What the exercise asks: Count the lines below that include the word "Kawi" and write that number alone.

Dataset rows:
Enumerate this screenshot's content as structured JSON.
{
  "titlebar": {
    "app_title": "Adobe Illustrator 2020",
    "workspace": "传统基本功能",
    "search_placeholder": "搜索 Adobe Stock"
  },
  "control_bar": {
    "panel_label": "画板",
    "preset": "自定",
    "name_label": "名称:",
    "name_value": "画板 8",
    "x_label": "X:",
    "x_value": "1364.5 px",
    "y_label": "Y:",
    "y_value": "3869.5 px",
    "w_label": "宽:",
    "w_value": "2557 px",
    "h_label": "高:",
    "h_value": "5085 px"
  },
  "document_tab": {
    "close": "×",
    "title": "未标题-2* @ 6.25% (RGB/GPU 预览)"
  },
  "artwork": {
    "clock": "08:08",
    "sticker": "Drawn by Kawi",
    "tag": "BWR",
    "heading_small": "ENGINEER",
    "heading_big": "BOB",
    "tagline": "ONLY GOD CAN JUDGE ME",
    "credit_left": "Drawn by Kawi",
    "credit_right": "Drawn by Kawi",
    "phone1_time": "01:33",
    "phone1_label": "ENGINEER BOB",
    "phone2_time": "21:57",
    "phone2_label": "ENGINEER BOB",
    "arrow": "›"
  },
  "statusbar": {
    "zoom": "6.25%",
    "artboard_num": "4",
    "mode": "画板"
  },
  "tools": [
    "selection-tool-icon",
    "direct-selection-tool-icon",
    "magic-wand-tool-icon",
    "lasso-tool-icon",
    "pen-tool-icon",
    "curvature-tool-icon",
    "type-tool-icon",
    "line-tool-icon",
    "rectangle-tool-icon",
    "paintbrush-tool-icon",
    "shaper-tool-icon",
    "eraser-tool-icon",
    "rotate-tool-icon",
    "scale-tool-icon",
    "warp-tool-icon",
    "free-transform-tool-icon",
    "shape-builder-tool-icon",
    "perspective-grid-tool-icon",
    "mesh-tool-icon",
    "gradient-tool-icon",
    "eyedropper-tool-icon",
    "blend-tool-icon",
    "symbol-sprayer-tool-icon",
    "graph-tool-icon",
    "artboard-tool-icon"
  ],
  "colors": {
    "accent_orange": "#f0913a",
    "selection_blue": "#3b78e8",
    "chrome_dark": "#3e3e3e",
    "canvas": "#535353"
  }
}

Solution to this problem: 3